> _GOAL_
Transcribe the records in full, keeping every character as it is.
══ DATASET EXCERPTS ══
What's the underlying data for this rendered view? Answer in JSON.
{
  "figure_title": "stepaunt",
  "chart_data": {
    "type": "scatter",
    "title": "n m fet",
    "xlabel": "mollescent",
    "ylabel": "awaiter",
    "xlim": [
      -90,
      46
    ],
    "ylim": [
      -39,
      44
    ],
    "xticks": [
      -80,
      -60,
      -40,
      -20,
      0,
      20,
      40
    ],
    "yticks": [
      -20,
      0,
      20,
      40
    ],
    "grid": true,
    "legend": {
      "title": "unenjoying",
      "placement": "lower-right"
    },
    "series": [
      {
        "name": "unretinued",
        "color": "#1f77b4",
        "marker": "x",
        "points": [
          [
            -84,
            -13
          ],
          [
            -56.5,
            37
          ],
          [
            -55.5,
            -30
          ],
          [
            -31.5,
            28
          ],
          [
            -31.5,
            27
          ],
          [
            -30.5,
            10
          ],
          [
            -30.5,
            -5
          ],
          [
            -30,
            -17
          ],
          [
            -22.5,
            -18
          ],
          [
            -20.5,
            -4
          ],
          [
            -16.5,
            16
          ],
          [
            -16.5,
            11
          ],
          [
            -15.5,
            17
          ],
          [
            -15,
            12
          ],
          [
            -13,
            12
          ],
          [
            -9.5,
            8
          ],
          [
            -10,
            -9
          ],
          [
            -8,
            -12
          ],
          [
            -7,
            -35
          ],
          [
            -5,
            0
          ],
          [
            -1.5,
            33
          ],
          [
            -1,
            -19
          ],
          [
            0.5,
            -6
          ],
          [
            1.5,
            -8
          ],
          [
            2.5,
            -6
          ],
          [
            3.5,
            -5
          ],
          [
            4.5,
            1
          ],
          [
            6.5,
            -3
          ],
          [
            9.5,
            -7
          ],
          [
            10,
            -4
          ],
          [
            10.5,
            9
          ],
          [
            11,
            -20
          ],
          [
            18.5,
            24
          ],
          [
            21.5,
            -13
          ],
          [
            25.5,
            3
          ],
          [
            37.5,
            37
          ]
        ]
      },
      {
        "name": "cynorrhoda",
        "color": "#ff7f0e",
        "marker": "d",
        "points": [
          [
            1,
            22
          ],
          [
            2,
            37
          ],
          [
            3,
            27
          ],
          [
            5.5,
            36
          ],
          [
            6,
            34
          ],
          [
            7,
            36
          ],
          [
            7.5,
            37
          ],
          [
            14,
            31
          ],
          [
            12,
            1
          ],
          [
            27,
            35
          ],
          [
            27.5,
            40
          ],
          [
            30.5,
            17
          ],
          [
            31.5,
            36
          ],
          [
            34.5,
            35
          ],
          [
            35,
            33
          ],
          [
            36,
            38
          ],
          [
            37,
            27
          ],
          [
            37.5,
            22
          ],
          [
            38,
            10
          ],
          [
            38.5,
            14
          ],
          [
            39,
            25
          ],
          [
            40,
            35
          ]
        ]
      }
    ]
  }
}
═══
> _SOLUTION TO THIS PROBLEM_
What's the underlying data for this rendered view? Answer in JSON.
{
  "figure_title": "stepaunt",
  "chart_data": {
    "type": "scatter",
    "title": "n m fet",
    "xlabel": "mollescent",
    "ylabel": "awaiter",
    "xlim": [
      -90,
      46
    ],
    "ylim": [
      -39,
      44
    ],
    "xticks": [
      -80,
      -60,
      -40,
      -20,
      0,
      20,
      40
    ],
    "yticks": [
      -20,
      0,
      20,
      40
    ],
    "grid": true,
    "legend": {
      "title": "unenjoying",
      "placement": "lower-right"
    },
    "series": [
      {
        "name": "unretinued",
        "color": "#1f77b4",
        "marker": "x",
        "points": [
          [
            -84,
            -13
          ],
          [
            -56.5,
            37
          ],
          [
            -55.5,
            -30
          ],
          [
            -31.5,
            28
          ],
          [
            -31.5,
            27
          ],
          [
            -30.5,
            10
          ],
          [
            -30.5,
            -5
          ],
          [
            -30,
            -17
          ],
          [
            -22.5,
            -18
          ],
          [
            -20.5,
            -4
          ],
          [
            -16.5,
            16
          ],
          [
            -16.5,
            11
          ],
          [
            -15.5,
            17
          ],
          [
            -15,
            12
          ],
          [
            -13,
            12
          ],
          [
            -9.5,
            8
          ],
          [
            -10,
            -9
          ],
          [
            -8,
            -12
          ],
          [
            -7,
            -35
          ],
          [
            -5,
            0
          ],
          [
            -1.5,
            33
          ],
          [
            -1,
            -19
          ],
          [
            0.5,
            -6
          ],
          [
            1.5,
            -8
          ],
          [
            2.5,
            -6
          ],
          [
            3.5,
            -5
          ],
          [
            4.5,
            1
          ],
          [
            6.5,
            -3
          ],
          [
            9.5,
            -7
          ],
          [
            10,
            -4
          ],
          [
            10.5,
            9
          ],
          [
            11,
            -20
          ],
          [
            18.5,
            24
          ],
          [
            21.5,
            -13
          ],
          [
            25.5,
            3
          ],
          [
            37.5,
            37
          ]
        ]
      },
      {
        "name": "cynorrhoda",
        "color": "#ff7f0e",
        "marker": "d",
        "points": [
          [
            1,
            22
          ],
          [
            2,
            37
          ],
          [
            3,
            27
          ],
          [
            5.5,
            36
          ],
          [
            6,
            34
          ],
          [
            7,
            36
          ],
          [
            7.5,
            37
          ],
          [
            14,
            31
          ],
          [
            12,
            1
          ],
          [
            27,
            35
          ],
          [
            27.5,
            40
          ],
          [
            30.5,
            17
          ],
          [
            31.5,
            36
          ],
          [
            34.5,
            35
          ],
          [
            35,
            33
          ],
          [
            36,
            38
          ],
          [
            37,
            27
          ],
          [
            37.5,
            22
          ],
          [
            38,
            10
          ],
          [
            38.5,
            14
          ],
          [
            39,
            25
          ],
          [
            40,
            35
          ]
        ]
      }
    ]
  }
}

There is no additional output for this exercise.